--- start Source material ---
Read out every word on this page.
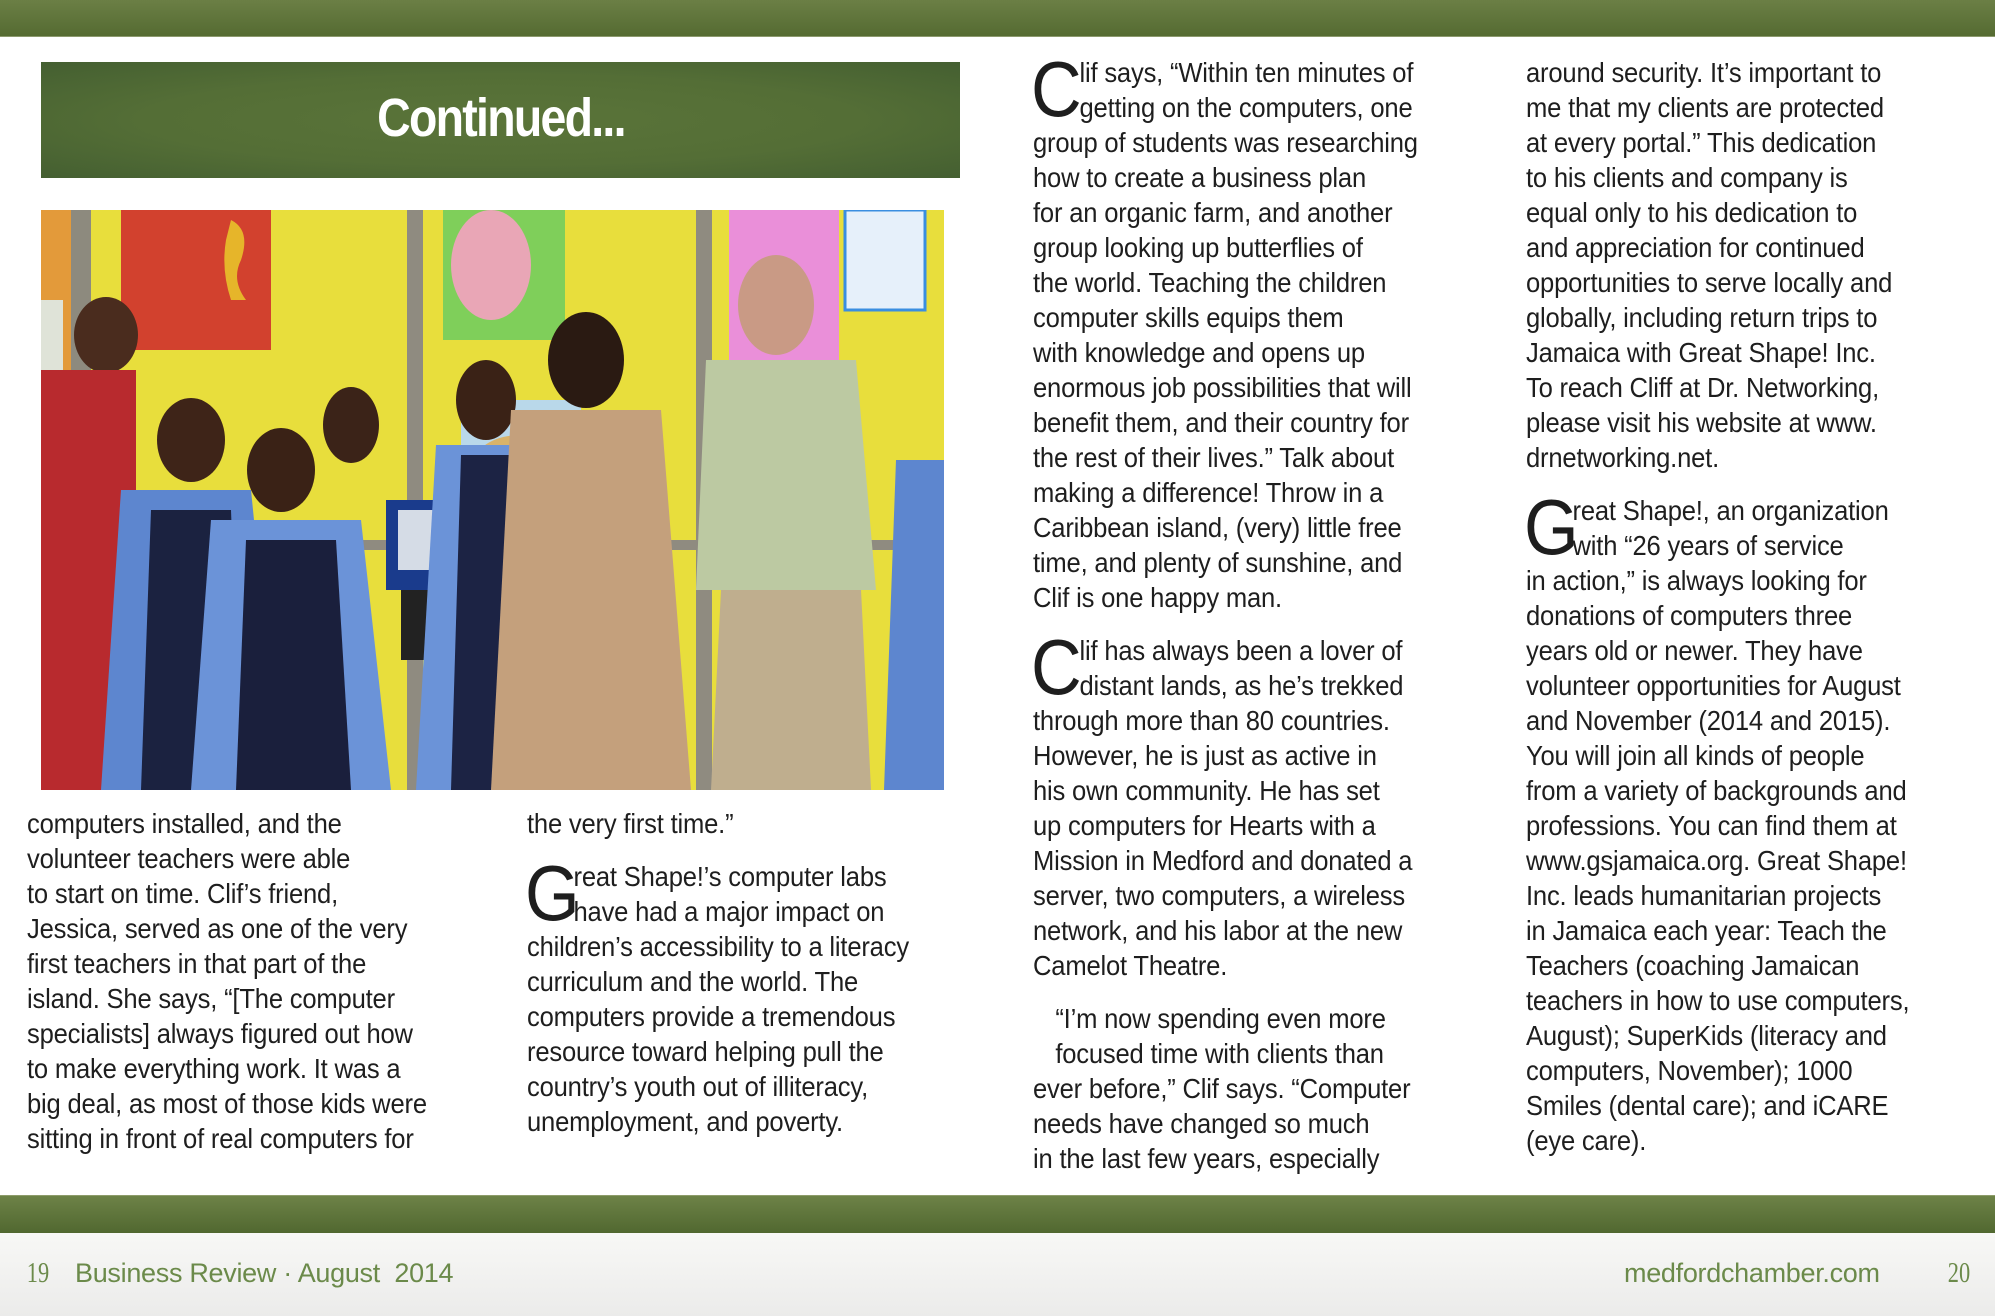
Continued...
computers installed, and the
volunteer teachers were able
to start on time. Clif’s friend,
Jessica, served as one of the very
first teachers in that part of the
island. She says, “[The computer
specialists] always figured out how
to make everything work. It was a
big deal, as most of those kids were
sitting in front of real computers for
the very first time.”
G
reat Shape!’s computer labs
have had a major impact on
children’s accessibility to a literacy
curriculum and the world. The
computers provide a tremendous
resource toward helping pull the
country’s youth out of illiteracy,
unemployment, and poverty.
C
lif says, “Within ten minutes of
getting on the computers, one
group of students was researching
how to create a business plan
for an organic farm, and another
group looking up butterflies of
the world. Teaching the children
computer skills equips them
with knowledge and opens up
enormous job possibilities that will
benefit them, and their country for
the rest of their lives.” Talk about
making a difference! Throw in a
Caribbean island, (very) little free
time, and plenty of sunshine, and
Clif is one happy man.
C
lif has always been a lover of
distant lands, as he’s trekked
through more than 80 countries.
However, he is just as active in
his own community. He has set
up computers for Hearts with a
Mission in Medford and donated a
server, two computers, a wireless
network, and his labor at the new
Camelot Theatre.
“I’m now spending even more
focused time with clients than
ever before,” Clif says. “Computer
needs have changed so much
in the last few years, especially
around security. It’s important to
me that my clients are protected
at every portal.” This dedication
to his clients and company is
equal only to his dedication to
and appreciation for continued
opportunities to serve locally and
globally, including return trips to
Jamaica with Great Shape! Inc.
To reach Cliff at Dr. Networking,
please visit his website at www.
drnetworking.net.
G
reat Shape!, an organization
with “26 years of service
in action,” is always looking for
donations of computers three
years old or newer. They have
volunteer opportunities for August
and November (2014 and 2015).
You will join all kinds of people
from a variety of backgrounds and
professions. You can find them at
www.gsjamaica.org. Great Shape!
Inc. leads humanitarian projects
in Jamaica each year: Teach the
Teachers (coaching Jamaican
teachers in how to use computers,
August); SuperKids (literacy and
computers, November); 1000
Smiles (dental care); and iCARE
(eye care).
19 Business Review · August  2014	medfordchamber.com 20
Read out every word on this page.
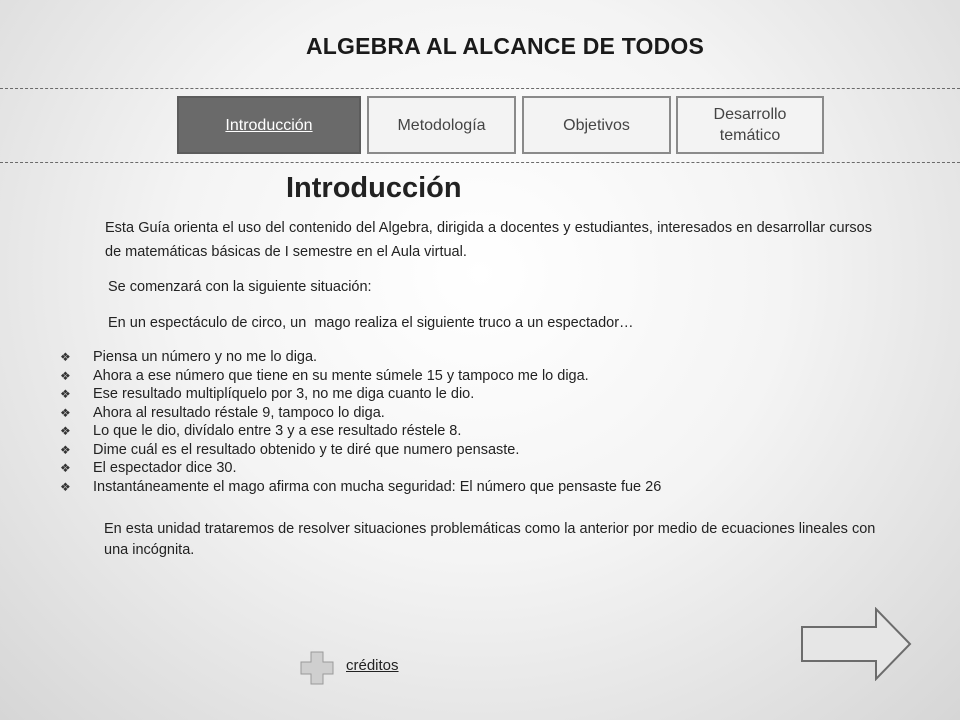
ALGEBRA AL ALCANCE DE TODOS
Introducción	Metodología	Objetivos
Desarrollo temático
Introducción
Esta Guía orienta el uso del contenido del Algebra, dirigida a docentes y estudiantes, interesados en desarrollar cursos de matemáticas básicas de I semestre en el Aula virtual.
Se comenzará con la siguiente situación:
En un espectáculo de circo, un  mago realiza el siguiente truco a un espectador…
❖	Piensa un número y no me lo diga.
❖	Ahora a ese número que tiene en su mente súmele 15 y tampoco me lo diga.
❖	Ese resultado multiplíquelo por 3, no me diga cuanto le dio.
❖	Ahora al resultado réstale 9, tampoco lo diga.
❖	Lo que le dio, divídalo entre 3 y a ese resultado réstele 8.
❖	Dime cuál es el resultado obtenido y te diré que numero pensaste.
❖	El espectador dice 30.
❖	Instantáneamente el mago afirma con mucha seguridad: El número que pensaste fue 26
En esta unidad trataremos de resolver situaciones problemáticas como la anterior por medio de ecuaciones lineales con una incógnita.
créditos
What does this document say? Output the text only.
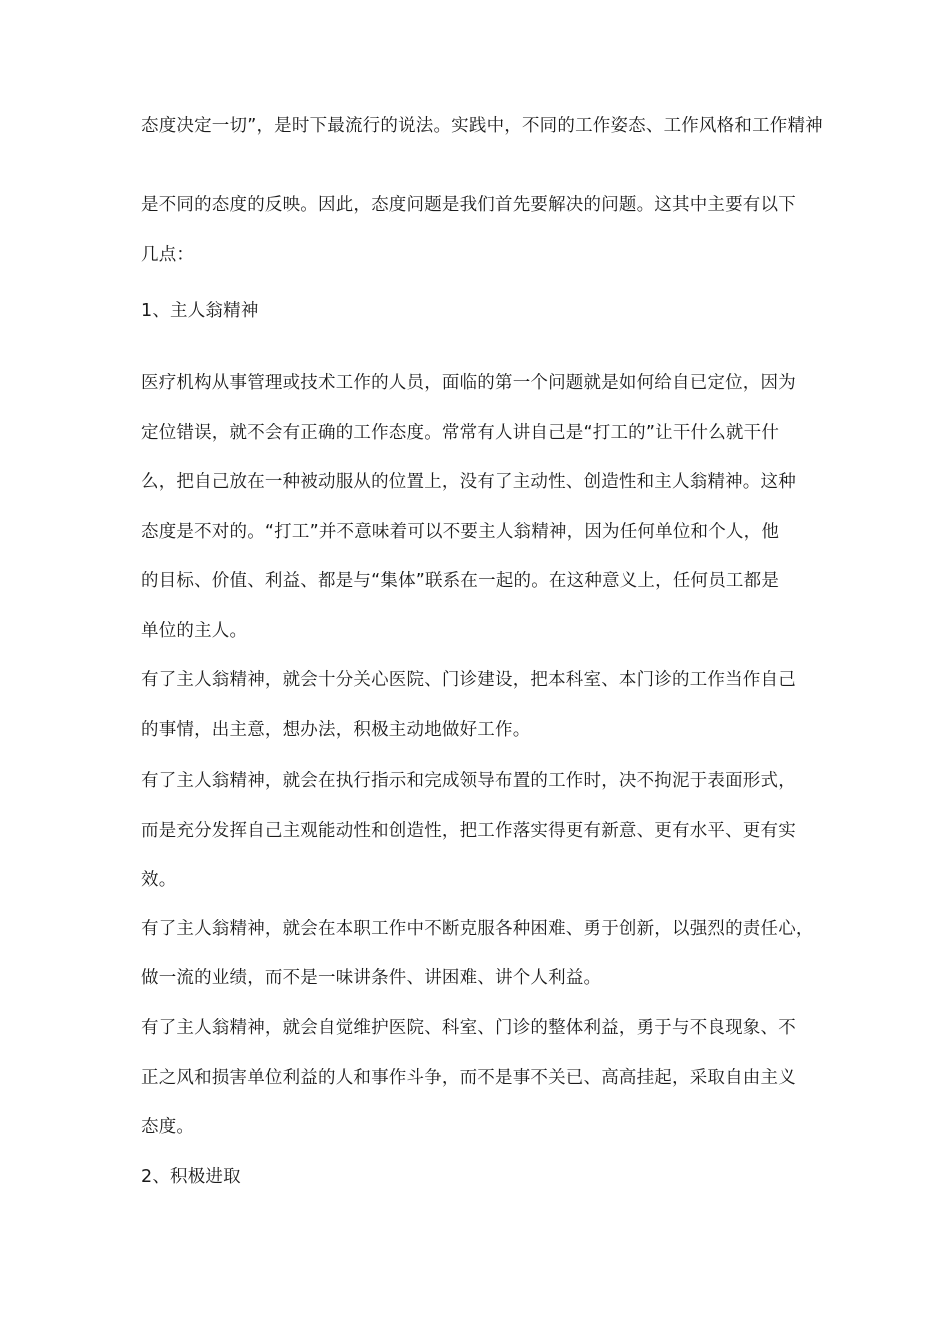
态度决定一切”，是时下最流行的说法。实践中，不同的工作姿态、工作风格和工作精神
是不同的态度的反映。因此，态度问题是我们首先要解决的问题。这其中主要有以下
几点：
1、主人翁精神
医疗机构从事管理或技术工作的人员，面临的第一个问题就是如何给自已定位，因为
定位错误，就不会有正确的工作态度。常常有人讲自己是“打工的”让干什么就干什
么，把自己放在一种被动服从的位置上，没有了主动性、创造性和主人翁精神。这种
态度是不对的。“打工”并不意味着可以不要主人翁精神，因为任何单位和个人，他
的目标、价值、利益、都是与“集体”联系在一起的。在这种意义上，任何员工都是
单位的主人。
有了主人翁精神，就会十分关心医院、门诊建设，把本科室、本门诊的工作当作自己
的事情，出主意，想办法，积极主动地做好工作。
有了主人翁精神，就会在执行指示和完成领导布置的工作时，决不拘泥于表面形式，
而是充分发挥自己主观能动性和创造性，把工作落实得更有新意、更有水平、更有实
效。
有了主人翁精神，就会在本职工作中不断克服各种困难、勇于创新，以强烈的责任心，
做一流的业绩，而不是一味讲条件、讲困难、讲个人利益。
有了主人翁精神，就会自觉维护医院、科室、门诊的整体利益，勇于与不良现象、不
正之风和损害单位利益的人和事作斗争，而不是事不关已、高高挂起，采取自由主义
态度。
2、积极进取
--- end Source material ---
**Written request:**
Identify each line in the entries with the word "will" and copy it.

**Result of this task:**
enormous job possibilities that will
You will join all kinds of people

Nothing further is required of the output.